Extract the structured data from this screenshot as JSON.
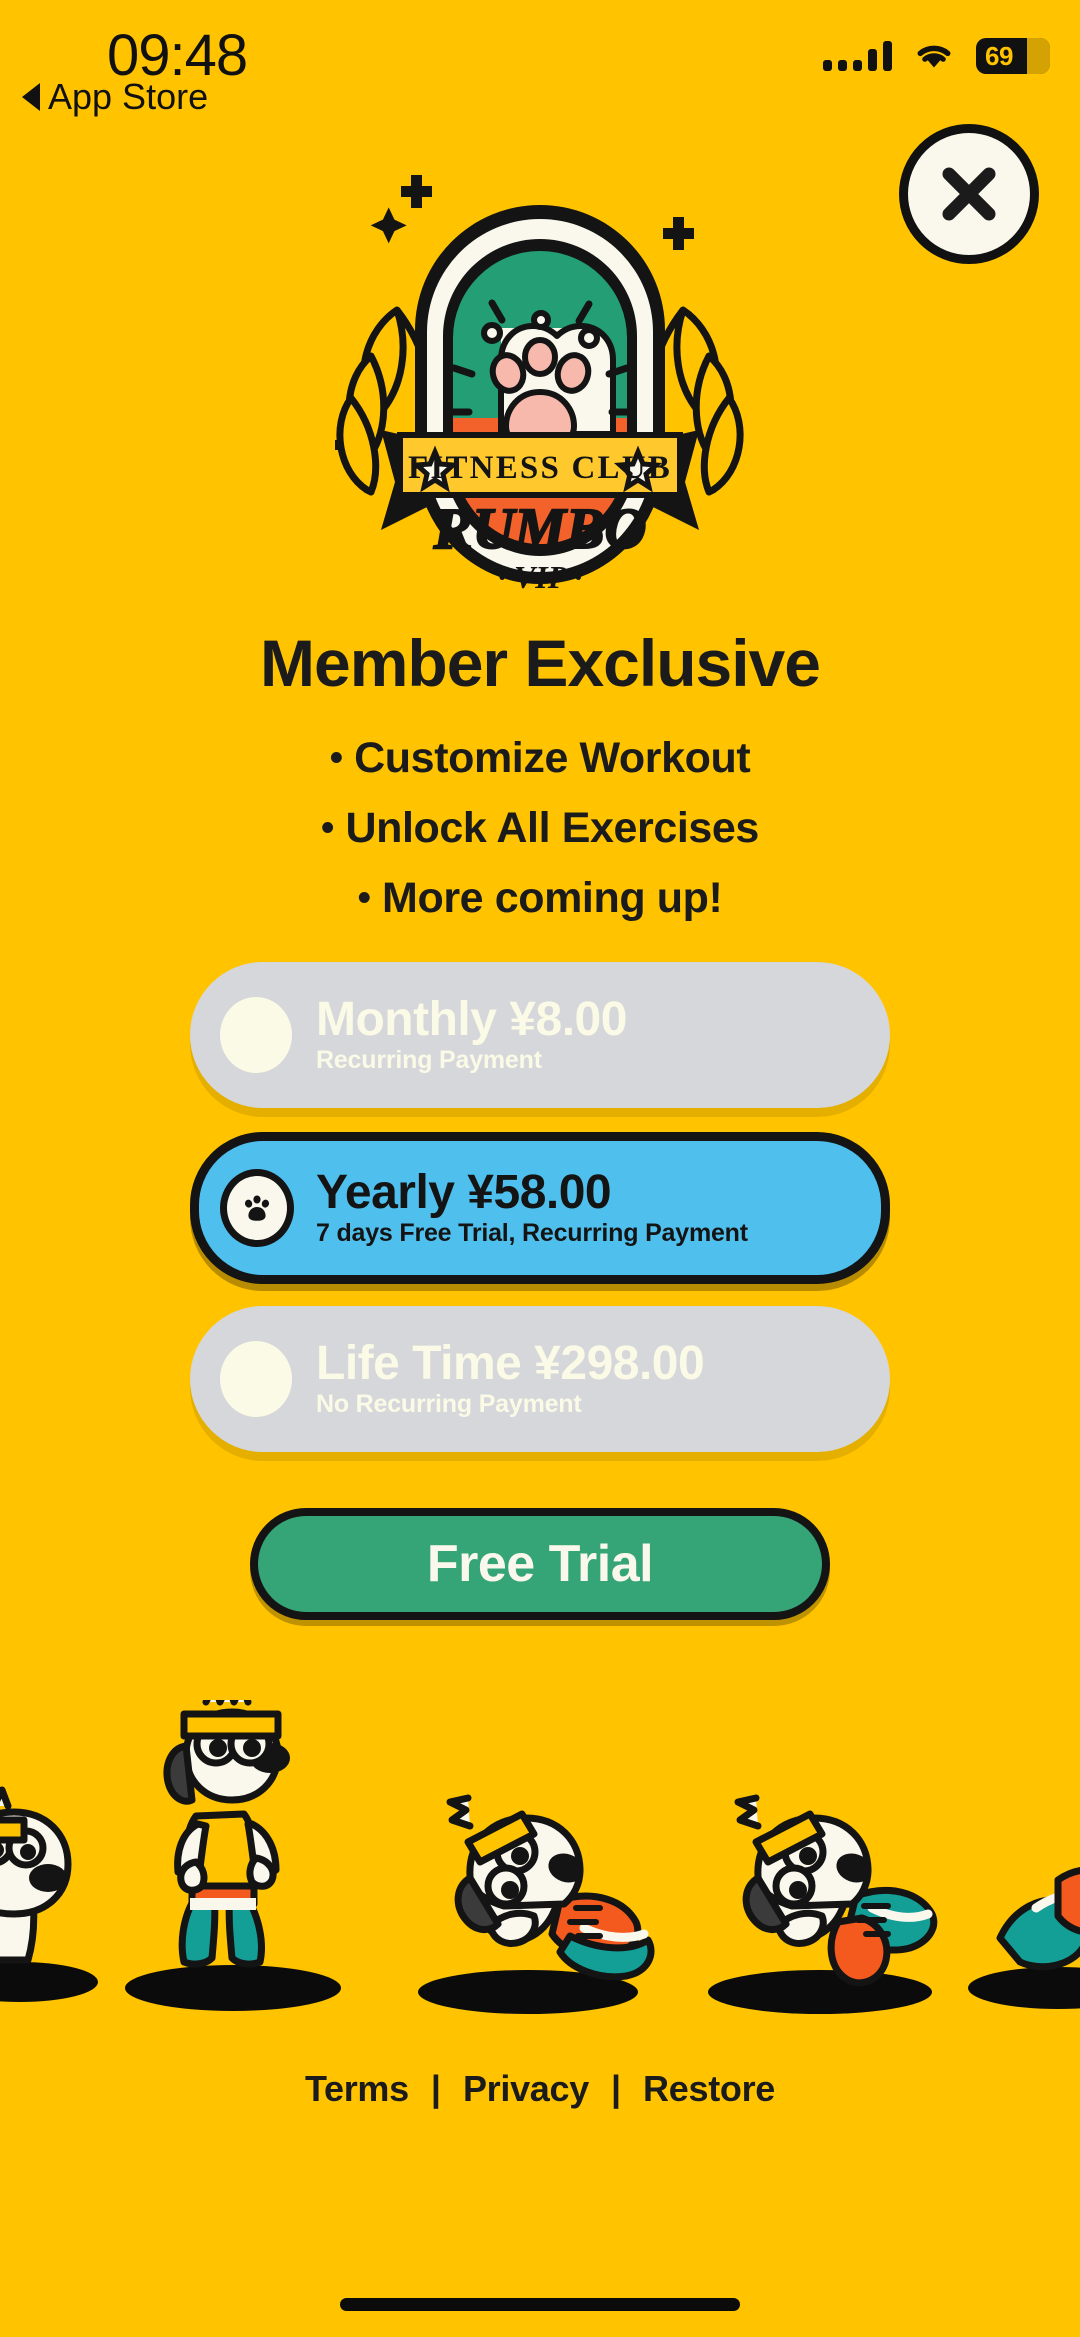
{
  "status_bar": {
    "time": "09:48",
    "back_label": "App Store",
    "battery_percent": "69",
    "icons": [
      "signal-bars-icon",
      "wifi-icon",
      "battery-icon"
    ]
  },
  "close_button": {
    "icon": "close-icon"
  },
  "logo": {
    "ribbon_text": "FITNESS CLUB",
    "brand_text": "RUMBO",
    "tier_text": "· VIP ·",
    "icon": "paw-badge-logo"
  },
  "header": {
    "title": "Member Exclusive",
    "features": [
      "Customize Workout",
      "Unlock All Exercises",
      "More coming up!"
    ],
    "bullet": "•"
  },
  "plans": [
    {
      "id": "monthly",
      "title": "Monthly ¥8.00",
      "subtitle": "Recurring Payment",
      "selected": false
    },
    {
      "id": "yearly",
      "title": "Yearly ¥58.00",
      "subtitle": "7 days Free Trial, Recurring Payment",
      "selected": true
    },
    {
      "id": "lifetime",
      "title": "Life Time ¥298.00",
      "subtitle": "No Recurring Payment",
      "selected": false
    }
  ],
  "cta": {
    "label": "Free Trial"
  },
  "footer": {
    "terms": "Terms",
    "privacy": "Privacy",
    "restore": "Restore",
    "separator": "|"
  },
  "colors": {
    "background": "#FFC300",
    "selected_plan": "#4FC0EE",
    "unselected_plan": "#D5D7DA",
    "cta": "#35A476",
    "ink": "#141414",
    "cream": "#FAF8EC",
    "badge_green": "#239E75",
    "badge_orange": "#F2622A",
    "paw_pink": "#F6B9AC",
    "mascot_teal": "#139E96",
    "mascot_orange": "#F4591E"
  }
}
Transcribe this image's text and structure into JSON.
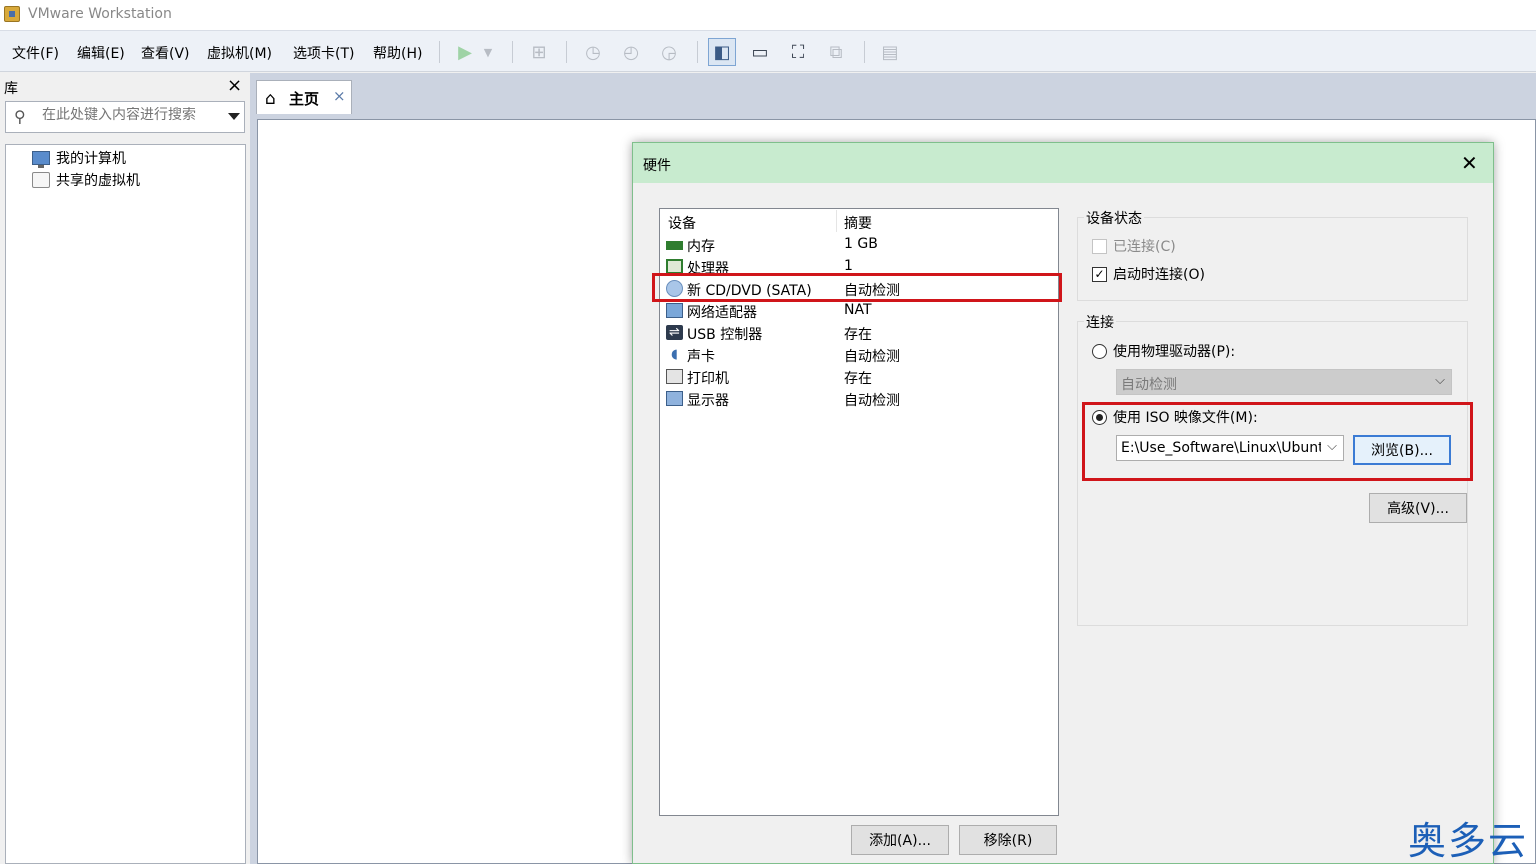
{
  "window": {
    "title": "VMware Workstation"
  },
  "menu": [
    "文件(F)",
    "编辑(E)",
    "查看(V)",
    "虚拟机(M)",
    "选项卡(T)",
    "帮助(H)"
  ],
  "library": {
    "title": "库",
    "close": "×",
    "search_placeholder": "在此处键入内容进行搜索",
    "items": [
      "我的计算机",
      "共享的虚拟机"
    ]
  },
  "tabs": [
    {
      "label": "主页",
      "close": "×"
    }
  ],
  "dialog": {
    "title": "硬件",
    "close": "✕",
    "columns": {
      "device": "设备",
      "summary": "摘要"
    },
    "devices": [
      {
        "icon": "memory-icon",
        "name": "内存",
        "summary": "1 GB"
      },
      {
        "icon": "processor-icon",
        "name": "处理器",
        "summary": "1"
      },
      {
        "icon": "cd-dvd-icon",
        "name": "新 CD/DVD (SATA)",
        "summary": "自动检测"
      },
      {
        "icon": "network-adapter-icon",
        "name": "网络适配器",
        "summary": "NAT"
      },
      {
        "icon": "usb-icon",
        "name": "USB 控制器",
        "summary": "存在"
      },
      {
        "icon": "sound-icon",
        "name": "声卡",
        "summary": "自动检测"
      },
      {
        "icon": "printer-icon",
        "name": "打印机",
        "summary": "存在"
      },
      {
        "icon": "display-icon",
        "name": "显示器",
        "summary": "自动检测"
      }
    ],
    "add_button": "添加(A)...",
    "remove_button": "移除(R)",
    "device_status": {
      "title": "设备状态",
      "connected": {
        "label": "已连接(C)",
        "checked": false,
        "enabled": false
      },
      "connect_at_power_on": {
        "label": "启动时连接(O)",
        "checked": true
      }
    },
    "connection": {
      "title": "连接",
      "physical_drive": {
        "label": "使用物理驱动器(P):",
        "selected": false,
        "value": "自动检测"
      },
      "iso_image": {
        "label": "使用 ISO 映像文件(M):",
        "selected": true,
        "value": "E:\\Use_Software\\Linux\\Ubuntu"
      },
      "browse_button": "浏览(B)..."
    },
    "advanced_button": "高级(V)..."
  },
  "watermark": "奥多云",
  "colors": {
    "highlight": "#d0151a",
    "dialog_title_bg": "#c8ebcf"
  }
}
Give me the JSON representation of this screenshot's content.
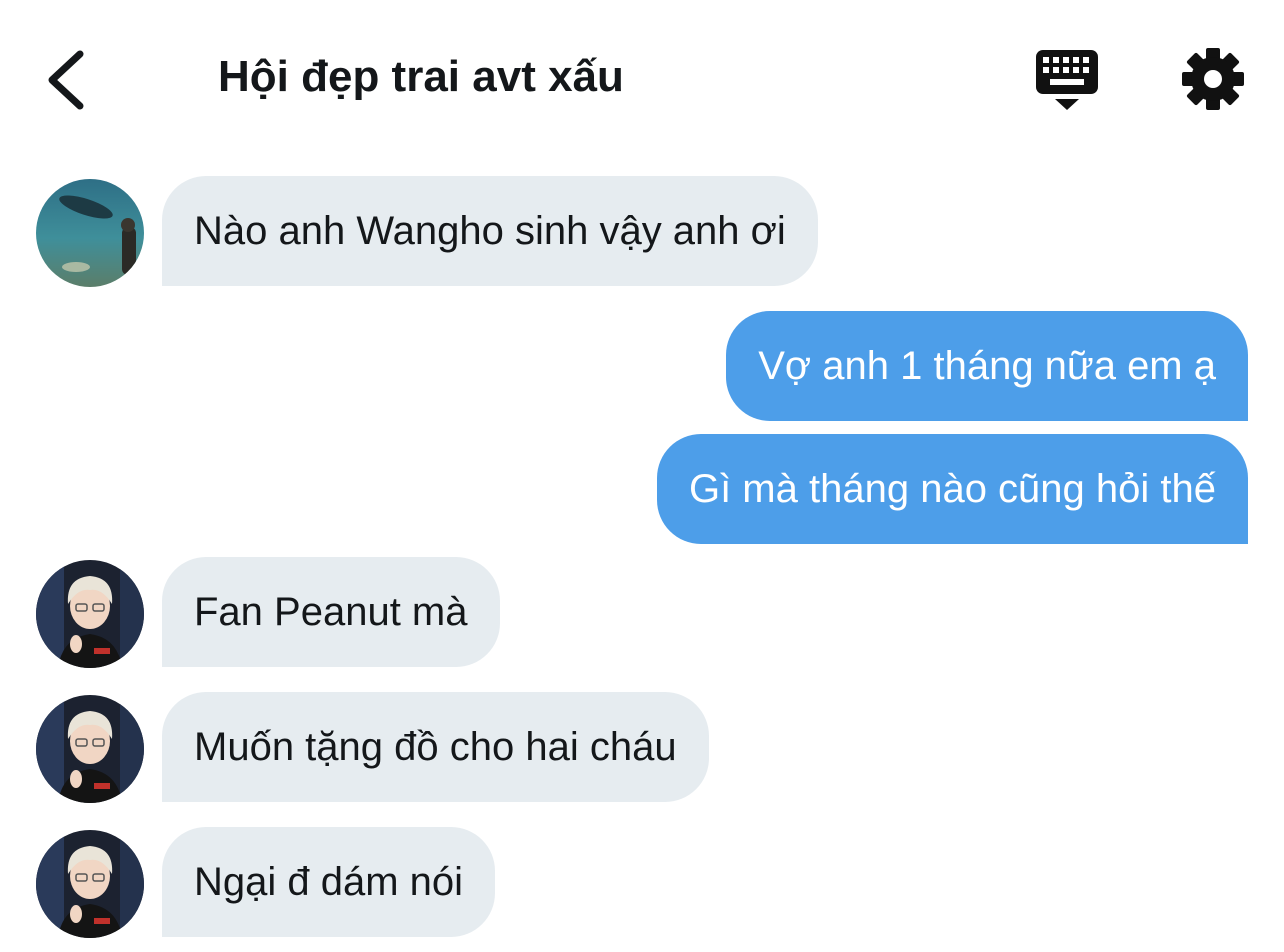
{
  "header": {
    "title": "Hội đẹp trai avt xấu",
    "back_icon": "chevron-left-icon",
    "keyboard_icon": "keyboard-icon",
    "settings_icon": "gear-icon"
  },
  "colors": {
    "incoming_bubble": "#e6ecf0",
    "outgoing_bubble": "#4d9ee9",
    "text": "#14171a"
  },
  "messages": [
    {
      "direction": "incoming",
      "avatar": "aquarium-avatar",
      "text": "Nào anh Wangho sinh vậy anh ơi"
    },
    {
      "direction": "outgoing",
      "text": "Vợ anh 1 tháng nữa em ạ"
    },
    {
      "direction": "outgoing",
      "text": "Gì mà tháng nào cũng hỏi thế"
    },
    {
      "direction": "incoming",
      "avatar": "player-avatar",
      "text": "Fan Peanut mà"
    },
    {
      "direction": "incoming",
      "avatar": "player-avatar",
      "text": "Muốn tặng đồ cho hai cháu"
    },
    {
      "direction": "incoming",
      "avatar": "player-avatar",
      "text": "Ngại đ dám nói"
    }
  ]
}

· · · ·

Set problem
Print each record exactly as it stands, leaving the images out.

Task output
Extract the structured data from this screenshot as JSON.
{
  "status_bar": {
    "time": "09:48",
    "back_label": "App Store",
    "battery_percent": "69",
    "icons": [
      "signal-bars-icon",
      "wifi-icon",
      "battery-icon"
    ]
  },
  "close_button": {
    "icon": "close-icon"
  },
  "logo": {
    "ribbon_text": "FITNESS CLUB",
    "brand_text": "RUMBO",
    "tier_text": "· VIP ·",
    "icon": "paw-badge-logo"
  },
  "header": {
    "title": "Member Exclusive",
    "features": [
      "Customize Workout",
      "Unlock All Exercises",
      "More coming up!"
    ],
    "bullet": "•"
  },
  "plans": [
    {
      "id": "monthly",
      "title": "Monthly ¥8.00",
      "subtitle": "Recurring Payment",
      "selected": false
    },
    {
      "id": "yearly",
      "title": "Yearly ¥58.00",
      "subtitle": "7 days Free Trial, Recurring Payment",
      "selected": true
    },
    {
      "id": "lifetime",
      "title": "Life Time ¥298.00",
      "subtitle": "No Recurring Payment",
      "selected": false
    }
  ],
  "cta": {
    "label": "Free Trial"
  },
  "footer": {
    "terms": "Terms",
    "privacy": "Privacy",
    "restore": "Restore",
    "separator": "|"
  },
  "colors": {
    "background": "#FFC300",
    "selected_plan": "#4FC0EE",
    "unselected_plan": "#D5D7DA",
    "cta": "#35A476",
    "ink": "#141414",
    "cream": "#FAF8EC",
    "badge_green": "#239E75",
    "badge_orange": "#F2622A",
    "paw_pink": "#F6B9AC",
    "mascot_teal": "#139E96",
    "mascot_orange": "#F4591E"
  }
}
Transcribe this image's text and structure into JSON.
{
  "window": {
    "title": "VMware Workstation"
  },
  "menu": [
    "文件(F)",
    "编辑(E)",
    "查看(V)",
    "虚拟机(M)",
    "选项卡(T)",
    "帮助(H)"
  ],
  "library": {
    "title": "库",
    "close": "×",
    "search_placeholder": "在此处键入内容进行搜索",
    "items": [
      "我的计算机",
      "共享的虚拟机"
    ]
  },
  "tabs": [
    {
      "label": "主页",
      "close": "×"
    }
  ],
  "dialog": {
    "title": "硬件",
    "close": "✕",
    "columns": {
      "device": "设备",
      "summary": "摘要"
    },
    "devices": [
      {
        "icon": "memory-icon",
        "name": "内存",
        "summary": "1 GB"
      },
      {
        "icon": "processor-icon",
        "name": "处理器",
        "summary": "1"
      },
      {
        "icon": "cd-dvd-icon",
        "name": "新 CD/DVD (SATA)",
        "summary": "自动检测"
      },
      {
        "icon": "network-adapter-icon",
        "name": "网络适配器",
        "summary": "NAT"
      },
      {
        "icon": "usb-icon",
        "name": "USB 控制器",
        "summary": "存在"
      },
      {
        "icon": "sound-icon",
        "name": "声卡",
        "summary": "自动检测"
      },
      {
        "icon": "printer-icon",
        "name": "打印机",
        "summary": "存在"
      },
      {
        "icon": "display-icon",
        "name": "显示器",
        "summary": "自动检测"
      }
    ],
    "add_button": "添加(A)...",
    "remove_button": "移除(R)",
    "device_status": {
      "title": "设备状态",
      "connected": {
        "label": "已连接(C)",
        "checked": false,
        "enabled": false
      },
      "connect_at_power_on": {
        "label": "启动时连接(O)",
        "checked": true
      }
    },
    "connection": {
      "title": "连接",
      "physical_drive": {
        "label": "使用物理驱动器(P):",
        "selected": false,
        "value": "自动检测"
      },
      "iso_image": {
        "label": "使用 ISO 映像文件(M):",
        "selected": true,
        "value": "E:\\Use_Software\\Linux\\Ubuntu"
      },
      "browse_button": "浏览(B)..."
    },
    "advanced_button": "高级(V)..."
  },
  "watermark": "奥多云",
  "colors": {
    "highlight": "#d0151a",
    "dialog_title_bg": "#c8ebcf"
  }
}
Give me the JSON representation of this screenshot's content.
{
  "header": {
    "title": "Hội đẹp trai avt xấu",
    "back_icon": "chevron-left-icon",
    "keyboard_icon": "keyboard-icon",
    "settings_icon": "gear-icon"
  },
  "colors": {
    "incoming_bubble": "#e6ecf0",
    "outgoing_bubble": "#4d9ee9",
    "text": "#14171a"
  },
  "messages": [
    {
      "direction": "incoming",
      "avatar": "aquarium-avatar",
      "text": "Nào anh Wangho sinh vậy anh ơi"
    },
    {
      "direction": "outgoing",
      "text": "Vợ anh 1 tháng nữa em ạ"
    },
    {
      "direction": "outgoing",
      "text": "Gì mà tháng nào cũng hỏi thế"
    },
    {
      "direction": "incoming",
      "avatar": "player-avatar",
      "text": "Fan Peanut mà"
    },
    {
      "direction": "incoming",
      "avatar": "player-avatar",
      "text": "Muốn tặng đồ cho hai cháu"
    },
    {
      "direction": "incoming",
      "avatar": "player-avatar",
      "text": "Ngại đ dám nói"
    }
  ]
}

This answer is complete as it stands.